_What is expected_: Copy out every line that contains "claimed".
------------
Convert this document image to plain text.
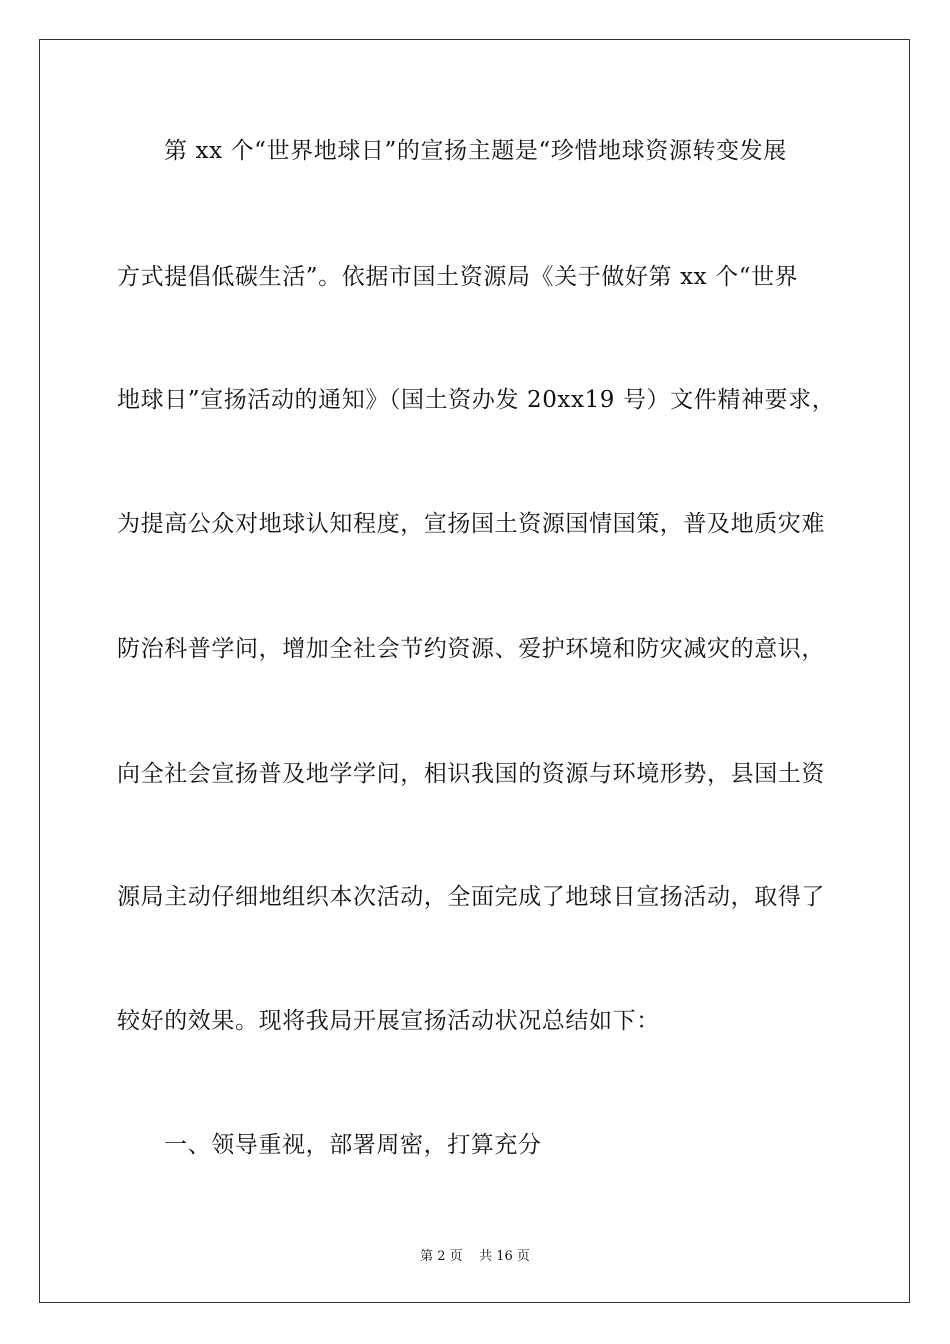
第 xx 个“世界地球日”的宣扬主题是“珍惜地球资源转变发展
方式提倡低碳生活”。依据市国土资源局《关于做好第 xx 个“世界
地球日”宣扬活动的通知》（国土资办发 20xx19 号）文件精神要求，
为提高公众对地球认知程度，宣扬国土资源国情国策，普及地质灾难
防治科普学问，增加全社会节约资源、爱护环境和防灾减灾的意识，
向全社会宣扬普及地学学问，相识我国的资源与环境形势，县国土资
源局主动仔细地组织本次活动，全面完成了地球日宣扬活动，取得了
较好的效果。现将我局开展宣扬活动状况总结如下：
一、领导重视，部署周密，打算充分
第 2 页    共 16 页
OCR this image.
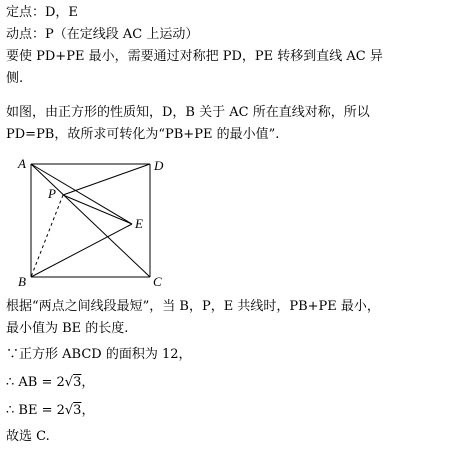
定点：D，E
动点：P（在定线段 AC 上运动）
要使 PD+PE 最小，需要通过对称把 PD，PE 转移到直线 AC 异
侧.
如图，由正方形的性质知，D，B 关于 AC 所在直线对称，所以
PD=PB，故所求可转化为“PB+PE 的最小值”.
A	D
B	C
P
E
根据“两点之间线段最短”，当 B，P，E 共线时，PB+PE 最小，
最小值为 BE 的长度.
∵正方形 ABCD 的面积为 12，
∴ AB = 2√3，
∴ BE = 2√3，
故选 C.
------------
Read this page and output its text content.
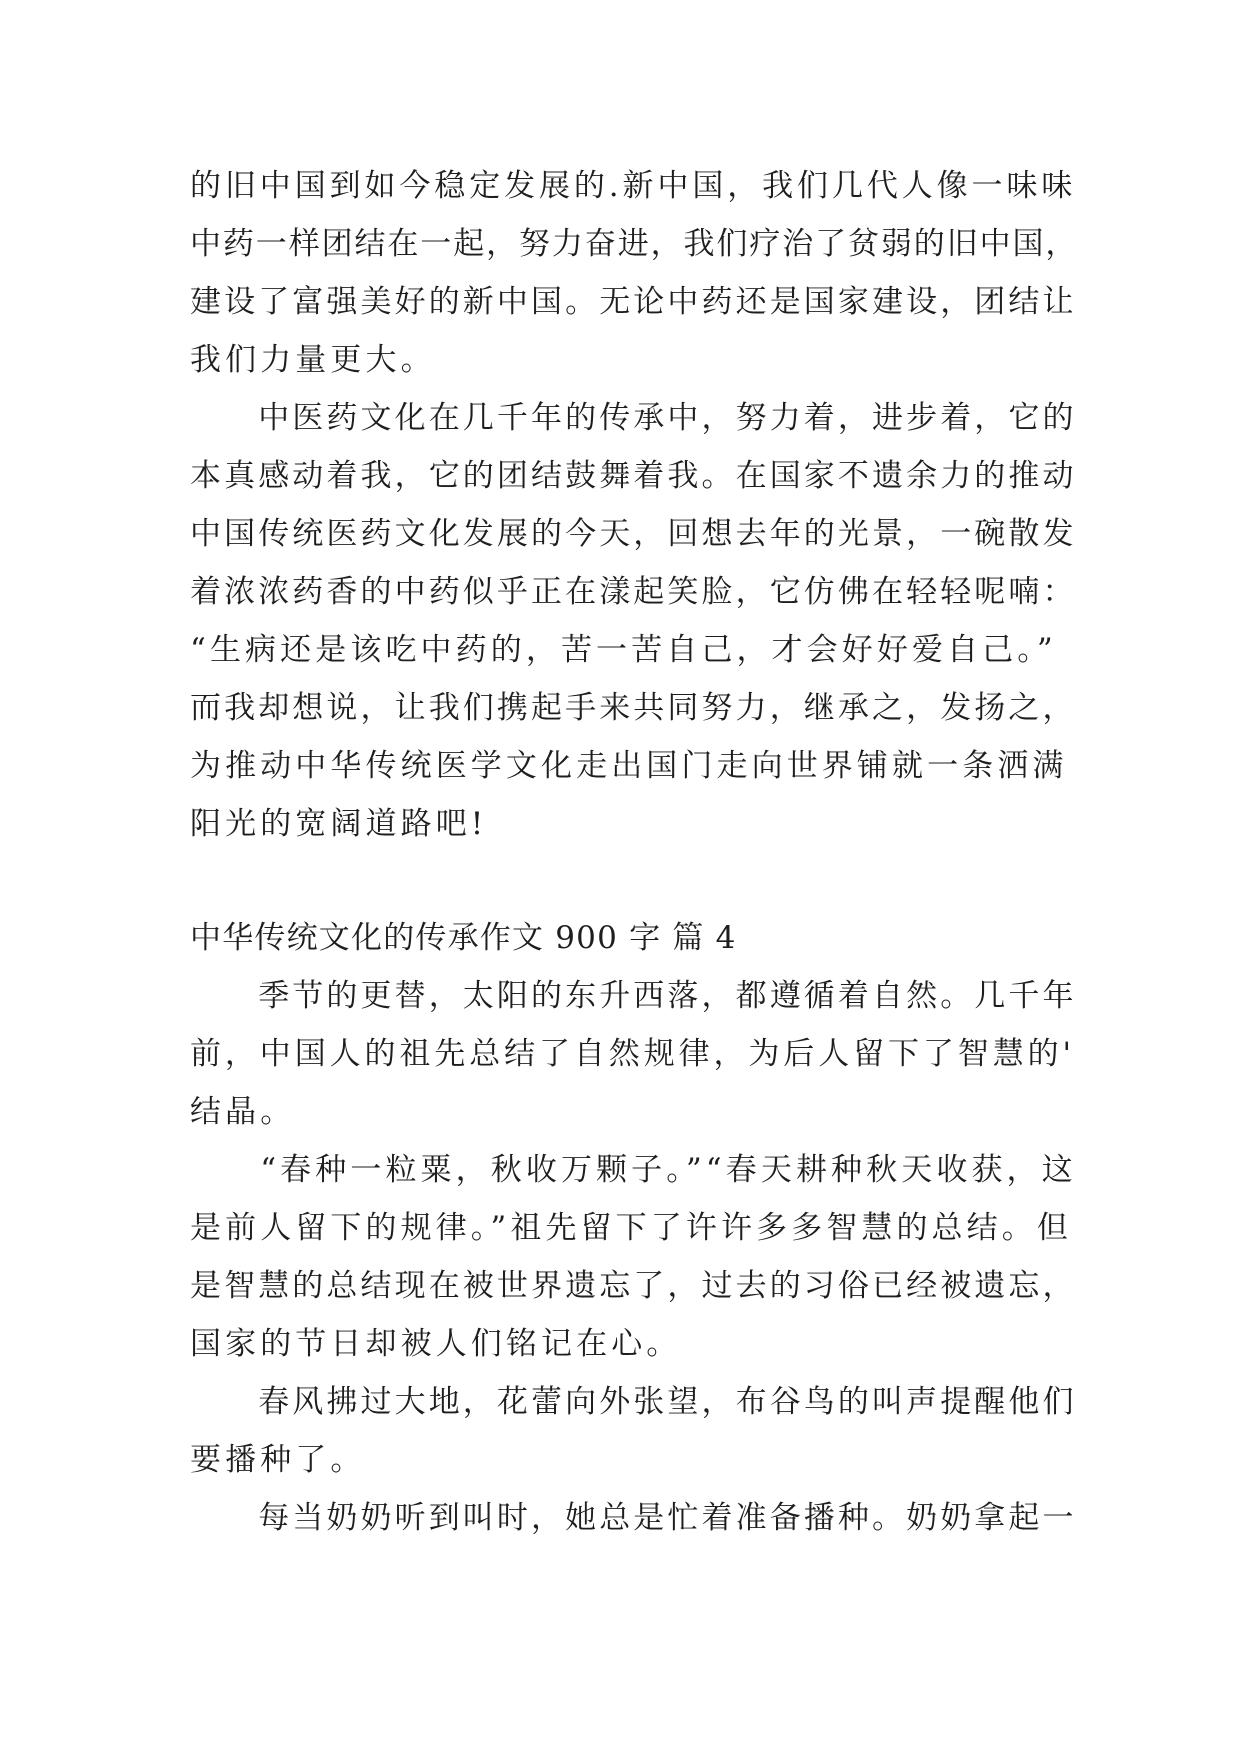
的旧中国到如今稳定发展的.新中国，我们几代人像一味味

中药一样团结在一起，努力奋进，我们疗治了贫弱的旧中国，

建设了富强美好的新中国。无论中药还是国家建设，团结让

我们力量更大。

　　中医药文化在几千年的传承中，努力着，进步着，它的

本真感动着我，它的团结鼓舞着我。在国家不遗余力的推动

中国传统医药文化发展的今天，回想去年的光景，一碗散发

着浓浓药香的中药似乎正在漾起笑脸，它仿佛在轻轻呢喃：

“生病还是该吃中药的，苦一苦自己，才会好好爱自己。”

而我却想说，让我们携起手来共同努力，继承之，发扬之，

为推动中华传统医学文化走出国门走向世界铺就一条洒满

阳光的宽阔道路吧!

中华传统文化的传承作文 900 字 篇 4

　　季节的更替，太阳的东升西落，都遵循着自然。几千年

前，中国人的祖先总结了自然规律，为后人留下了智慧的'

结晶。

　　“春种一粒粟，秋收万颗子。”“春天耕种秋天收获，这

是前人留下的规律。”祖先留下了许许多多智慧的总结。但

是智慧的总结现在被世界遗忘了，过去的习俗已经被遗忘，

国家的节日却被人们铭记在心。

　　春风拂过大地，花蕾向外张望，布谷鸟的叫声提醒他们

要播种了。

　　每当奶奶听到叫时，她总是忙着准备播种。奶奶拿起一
------------
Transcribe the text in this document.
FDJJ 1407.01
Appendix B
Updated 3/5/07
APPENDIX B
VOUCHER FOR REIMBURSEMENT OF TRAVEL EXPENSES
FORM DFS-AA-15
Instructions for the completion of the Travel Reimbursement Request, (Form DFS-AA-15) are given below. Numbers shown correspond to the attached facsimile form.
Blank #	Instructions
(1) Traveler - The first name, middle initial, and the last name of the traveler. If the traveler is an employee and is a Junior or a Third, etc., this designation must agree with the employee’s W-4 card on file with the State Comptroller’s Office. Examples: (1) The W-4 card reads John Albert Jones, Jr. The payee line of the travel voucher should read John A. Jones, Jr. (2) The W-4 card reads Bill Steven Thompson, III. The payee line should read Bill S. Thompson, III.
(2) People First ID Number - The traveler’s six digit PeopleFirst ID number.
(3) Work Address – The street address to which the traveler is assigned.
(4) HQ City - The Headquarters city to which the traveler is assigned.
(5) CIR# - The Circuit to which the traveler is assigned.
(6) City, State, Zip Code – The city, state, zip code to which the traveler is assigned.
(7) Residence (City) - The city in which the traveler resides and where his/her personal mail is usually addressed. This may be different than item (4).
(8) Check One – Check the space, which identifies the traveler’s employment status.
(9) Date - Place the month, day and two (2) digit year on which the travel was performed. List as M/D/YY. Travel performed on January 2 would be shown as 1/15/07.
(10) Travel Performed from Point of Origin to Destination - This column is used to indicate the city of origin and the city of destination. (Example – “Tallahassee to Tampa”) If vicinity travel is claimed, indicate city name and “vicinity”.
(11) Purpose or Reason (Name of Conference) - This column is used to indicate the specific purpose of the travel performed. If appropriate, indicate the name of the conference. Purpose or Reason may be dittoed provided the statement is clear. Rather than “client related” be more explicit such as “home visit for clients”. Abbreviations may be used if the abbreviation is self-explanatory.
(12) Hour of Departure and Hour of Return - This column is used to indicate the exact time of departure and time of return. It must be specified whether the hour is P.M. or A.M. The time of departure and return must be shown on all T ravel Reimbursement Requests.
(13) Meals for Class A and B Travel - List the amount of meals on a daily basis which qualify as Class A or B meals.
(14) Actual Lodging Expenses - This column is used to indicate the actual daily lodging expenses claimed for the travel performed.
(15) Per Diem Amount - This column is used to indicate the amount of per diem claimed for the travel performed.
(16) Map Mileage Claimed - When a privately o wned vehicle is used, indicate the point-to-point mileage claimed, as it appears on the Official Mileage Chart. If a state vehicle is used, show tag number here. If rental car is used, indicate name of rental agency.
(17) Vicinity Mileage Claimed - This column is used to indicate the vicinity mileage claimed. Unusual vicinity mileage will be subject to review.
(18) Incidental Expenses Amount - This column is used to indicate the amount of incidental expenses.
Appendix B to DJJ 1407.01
------------
_Response_:
(10) Travel Performed from Point of Origin to Destination - This column is used to indicate the city of origin and the city of destination. (Example – “Tallahassee to Tampa”) If vicinity travel is claimed, indicate city name and “vicinity”.
(14) Actual Lodging Expenses - This column is used to indicate the actual daily lodging expenses claimed for the travel performed.
(15) Per Diem Amount - This column is used to indicate the amount of per diem claimed for the travel performed.
(16) Map Mileage Claimed - When a privately o wned vehicle is used, indicate the point-to-point mileage claimed, as it appears on the Official Mileage Chart. If a state vehicle is used, show tag number here. If rental car is used, indicate name of rental agency.
(17) Vicinity Mileage Claimed - This column is used to indicate the vicinity mileage claimed. Unusual vicinity mileage will be subject to review.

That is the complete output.